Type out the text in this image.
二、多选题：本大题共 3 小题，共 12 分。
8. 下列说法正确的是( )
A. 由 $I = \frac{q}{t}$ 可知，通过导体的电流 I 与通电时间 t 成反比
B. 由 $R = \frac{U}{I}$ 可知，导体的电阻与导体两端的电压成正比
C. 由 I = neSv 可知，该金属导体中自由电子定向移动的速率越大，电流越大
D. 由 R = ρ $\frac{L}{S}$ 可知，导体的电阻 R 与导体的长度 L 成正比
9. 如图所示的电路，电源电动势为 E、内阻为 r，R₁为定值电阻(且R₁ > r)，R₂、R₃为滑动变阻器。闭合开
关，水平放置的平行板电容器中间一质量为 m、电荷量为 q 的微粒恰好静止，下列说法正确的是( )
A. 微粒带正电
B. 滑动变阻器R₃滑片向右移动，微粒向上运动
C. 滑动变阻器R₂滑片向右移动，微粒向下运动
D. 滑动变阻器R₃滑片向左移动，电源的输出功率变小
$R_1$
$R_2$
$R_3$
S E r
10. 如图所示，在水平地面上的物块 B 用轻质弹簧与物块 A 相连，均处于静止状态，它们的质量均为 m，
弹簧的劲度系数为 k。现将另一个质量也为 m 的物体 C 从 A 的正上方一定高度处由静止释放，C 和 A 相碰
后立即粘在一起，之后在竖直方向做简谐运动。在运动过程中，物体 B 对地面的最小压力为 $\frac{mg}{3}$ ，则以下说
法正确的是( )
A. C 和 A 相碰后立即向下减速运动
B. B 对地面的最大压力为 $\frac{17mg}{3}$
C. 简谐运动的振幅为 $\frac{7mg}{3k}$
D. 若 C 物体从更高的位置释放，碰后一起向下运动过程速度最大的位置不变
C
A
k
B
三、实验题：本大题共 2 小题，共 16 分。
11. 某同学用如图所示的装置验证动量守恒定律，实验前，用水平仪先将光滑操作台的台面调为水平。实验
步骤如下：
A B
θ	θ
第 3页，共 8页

========================================================================

EXERCISE BRIEF >> Return a copy of every line that includes the word "本大题共".

RESULT BELOW >>
二、多选题：本大题共 3 小题，共 12 分。
三、实验题：本大题共 2 小题，共 16 分。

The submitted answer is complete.